_Stated problem:_
In the records below, find each line with the word "TradingView" and copy it.

——

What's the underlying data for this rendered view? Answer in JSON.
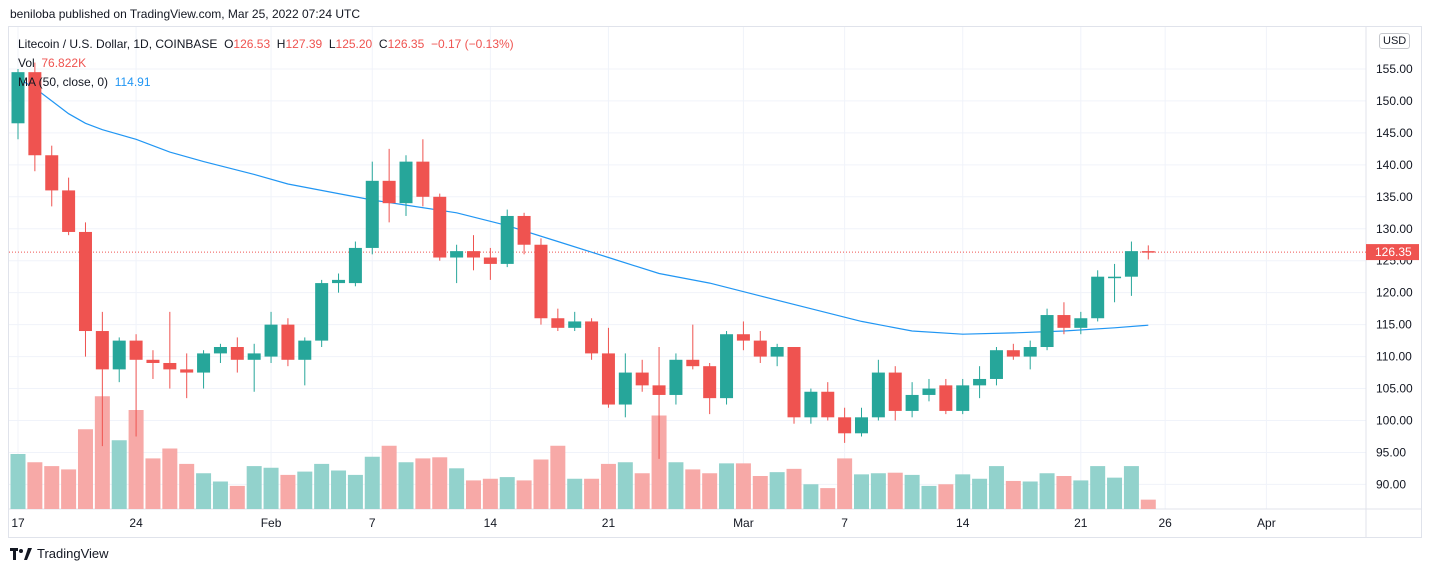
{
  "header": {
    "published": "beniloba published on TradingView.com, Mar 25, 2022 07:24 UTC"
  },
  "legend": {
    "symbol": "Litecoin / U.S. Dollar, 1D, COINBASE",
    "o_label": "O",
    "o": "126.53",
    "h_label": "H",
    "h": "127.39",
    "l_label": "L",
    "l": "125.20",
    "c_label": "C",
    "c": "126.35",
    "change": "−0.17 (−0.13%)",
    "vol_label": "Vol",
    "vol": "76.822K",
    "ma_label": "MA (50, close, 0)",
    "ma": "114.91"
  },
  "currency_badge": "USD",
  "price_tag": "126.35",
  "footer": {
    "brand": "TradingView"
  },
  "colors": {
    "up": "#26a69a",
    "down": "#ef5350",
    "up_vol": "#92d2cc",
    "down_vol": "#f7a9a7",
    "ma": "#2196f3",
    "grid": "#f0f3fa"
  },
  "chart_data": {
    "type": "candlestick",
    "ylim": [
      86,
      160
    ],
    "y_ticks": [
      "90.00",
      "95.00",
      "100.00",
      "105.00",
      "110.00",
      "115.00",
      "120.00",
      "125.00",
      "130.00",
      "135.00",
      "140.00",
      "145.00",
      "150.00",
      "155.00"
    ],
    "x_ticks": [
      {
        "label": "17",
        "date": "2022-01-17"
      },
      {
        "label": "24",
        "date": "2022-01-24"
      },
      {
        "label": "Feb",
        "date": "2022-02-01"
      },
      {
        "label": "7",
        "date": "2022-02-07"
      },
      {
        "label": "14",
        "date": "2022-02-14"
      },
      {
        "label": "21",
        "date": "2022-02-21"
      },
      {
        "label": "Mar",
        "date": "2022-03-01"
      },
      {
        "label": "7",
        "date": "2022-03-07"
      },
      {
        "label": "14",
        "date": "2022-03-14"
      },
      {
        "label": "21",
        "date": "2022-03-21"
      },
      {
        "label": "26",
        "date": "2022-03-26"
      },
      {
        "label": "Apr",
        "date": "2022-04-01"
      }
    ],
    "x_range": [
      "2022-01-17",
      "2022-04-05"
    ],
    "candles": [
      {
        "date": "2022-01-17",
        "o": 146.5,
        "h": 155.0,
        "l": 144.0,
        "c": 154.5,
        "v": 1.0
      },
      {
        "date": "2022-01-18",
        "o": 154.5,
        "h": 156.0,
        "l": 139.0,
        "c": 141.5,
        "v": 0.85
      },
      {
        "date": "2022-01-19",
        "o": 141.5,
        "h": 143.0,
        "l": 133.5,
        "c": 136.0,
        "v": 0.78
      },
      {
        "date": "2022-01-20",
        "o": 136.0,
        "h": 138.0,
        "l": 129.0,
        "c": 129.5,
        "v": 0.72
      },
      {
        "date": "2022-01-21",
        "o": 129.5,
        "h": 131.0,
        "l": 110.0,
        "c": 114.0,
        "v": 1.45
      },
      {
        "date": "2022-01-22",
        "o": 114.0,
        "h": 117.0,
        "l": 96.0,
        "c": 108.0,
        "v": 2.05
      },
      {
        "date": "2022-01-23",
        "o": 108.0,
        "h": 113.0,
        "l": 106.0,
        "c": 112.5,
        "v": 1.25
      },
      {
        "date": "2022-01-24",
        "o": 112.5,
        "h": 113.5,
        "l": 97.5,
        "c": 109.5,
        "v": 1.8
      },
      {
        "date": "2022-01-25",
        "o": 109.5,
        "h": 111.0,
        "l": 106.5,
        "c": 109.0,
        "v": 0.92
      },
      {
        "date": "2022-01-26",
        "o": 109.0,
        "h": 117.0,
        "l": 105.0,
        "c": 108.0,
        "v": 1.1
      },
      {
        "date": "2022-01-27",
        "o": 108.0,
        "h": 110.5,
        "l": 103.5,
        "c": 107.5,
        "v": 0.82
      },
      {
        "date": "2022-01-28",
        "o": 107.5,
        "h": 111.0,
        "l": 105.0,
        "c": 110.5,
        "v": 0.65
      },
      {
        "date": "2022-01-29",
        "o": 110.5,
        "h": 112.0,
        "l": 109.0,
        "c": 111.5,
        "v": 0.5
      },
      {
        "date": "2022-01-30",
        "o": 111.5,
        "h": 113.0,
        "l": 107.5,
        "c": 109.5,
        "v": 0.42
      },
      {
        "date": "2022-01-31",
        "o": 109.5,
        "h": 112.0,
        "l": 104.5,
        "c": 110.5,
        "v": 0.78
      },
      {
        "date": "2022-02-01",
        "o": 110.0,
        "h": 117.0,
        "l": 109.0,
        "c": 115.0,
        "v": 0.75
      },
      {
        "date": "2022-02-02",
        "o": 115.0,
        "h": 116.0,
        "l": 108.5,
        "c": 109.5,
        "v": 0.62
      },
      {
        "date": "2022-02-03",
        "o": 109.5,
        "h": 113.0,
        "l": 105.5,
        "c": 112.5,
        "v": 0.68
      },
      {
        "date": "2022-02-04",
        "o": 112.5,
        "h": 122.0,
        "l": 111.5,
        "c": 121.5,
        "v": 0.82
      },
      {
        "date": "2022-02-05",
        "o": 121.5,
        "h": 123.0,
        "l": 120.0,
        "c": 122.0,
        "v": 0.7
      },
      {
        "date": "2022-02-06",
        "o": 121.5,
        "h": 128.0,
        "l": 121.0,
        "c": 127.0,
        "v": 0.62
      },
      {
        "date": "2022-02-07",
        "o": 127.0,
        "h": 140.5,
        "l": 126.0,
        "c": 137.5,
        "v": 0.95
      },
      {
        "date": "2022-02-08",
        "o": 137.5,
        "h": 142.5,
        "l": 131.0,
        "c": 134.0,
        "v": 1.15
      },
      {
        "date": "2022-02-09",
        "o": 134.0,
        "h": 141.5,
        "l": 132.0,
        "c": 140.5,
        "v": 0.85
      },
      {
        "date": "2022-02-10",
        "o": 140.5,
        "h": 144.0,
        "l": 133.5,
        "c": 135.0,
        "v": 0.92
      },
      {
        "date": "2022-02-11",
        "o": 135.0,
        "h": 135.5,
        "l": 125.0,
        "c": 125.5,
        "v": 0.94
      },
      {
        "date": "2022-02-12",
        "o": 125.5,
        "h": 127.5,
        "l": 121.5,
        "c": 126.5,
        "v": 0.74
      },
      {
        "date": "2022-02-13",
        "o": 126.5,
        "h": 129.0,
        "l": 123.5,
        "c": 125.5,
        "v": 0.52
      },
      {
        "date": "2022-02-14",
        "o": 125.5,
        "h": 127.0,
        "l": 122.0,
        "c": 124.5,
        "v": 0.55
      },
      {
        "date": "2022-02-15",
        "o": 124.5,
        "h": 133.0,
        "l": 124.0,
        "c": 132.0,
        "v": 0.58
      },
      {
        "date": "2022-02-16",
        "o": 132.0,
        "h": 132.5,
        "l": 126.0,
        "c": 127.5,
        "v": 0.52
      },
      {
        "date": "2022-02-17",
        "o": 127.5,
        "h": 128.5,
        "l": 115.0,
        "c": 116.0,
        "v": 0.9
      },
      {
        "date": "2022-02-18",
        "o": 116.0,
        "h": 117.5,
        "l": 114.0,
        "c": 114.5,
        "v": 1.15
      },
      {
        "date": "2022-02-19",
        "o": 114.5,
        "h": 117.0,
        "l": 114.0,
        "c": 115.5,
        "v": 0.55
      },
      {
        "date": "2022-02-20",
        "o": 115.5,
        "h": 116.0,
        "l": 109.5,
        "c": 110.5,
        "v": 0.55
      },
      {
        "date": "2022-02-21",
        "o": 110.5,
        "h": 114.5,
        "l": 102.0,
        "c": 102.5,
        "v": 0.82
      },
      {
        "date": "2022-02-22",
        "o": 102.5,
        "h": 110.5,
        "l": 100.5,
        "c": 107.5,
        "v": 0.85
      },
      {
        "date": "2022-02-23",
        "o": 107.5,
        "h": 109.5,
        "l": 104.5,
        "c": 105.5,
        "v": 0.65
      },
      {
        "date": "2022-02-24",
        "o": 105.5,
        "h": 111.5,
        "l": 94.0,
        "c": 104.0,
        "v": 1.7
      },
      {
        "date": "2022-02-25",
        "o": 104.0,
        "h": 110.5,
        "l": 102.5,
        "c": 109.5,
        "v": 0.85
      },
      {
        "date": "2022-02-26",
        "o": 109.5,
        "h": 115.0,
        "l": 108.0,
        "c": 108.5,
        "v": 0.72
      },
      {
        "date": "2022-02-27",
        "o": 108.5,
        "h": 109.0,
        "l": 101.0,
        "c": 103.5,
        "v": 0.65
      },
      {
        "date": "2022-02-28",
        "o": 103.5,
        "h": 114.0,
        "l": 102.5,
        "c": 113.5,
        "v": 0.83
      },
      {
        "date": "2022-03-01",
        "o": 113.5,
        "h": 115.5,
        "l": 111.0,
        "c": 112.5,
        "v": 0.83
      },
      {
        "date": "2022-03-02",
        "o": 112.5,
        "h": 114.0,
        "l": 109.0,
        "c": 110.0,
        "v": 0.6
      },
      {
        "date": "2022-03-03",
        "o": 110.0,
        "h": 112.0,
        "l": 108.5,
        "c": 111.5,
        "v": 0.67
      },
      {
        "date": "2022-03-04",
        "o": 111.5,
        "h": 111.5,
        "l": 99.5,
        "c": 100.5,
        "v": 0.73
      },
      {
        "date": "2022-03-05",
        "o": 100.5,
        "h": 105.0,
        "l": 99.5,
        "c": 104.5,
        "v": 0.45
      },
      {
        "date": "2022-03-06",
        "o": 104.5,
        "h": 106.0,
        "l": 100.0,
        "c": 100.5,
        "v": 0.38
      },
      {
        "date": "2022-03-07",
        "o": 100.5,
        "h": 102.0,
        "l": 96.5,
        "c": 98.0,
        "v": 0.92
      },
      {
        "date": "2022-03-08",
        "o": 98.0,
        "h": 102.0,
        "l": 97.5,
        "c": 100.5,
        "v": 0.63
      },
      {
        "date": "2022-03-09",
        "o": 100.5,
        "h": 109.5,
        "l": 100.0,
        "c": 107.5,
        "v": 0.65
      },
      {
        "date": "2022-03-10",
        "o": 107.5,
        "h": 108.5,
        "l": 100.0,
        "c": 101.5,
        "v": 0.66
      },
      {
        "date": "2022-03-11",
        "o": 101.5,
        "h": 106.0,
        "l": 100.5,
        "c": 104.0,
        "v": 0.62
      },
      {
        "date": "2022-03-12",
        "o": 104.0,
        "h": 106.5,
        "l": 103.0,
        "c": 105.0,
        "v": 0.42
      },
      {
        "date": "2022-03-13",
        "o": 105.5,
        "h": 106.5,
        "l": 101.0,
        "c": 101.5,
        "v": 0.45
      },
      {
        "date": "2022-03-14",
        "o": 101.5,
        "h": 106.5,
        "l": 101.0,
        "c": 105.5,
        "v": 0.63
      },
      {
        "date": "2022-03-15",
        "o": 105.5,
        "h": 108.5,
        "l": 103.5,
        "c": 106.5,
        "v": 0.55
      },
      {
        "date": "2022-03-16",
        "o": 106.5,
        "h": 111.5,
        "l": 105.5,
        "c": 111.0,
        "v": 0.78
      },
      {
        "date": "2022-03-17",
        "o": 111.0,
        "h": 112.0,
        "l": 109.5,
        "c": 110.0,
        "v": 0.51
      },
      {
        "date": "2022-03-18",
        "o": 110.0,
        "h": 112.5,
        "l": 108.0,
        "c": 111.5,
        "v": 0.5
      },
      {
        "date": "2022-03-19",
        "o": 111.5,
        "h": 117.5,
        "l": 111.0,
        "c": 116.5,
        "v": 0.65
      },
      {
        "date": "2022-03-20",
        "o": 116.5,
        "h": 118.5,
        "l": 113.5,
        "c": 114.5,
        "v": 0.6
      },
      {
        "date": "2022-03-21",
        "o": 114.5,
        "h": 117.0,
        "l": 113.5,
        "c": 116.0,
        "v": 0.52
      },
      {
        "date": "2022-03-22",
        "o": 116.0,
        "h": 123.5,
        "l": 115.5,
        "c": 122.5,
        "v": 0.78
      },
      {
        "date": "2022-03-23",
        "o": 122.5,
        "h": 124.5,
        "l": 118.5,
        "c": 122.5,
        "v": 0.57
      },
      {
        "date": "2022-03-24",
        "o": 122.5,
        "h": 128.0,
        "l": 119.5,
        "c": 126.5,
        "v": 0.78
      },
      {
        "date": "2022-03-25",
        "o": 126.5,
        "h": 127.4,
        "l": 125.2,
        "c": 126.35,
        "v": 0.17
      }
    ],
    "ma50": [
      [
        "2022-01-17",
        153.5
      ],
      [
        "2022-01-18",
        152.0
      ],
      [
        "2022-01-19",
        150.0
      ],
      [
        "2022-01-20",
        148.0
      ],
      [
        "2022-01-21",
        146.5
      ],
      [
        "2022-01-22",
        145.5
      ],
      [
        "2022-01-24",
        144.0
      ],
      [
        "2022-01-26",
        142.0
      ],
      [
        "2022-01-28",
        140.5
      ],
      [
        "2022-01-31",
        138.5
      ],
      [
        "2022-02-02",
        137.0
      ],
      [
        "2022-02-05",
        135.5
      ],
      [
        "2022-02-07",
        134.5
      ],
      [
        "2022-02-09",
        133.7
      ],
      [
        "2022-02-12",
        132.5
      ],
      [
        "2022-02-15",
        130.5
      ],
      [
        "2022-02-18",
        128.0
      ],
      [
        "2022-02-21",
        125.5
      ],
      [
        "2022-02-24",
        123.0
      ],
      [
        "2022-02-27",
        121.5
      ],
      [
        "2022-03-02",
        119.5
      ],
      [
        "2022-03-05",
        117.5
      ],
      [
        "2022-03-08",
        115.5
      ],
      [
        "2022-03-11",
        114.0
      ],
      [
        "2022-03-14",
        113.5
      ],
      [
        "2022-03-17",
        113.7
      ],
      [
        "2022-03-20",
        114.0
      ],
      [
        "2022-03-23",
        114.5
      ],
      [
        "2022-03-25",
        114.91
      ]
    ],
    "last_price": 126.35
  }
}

——

_Response:_
    "published": "beniloba published on TradingView.com, Mar 25, 2022 07:24 UTC"
    "brand": "TradingView"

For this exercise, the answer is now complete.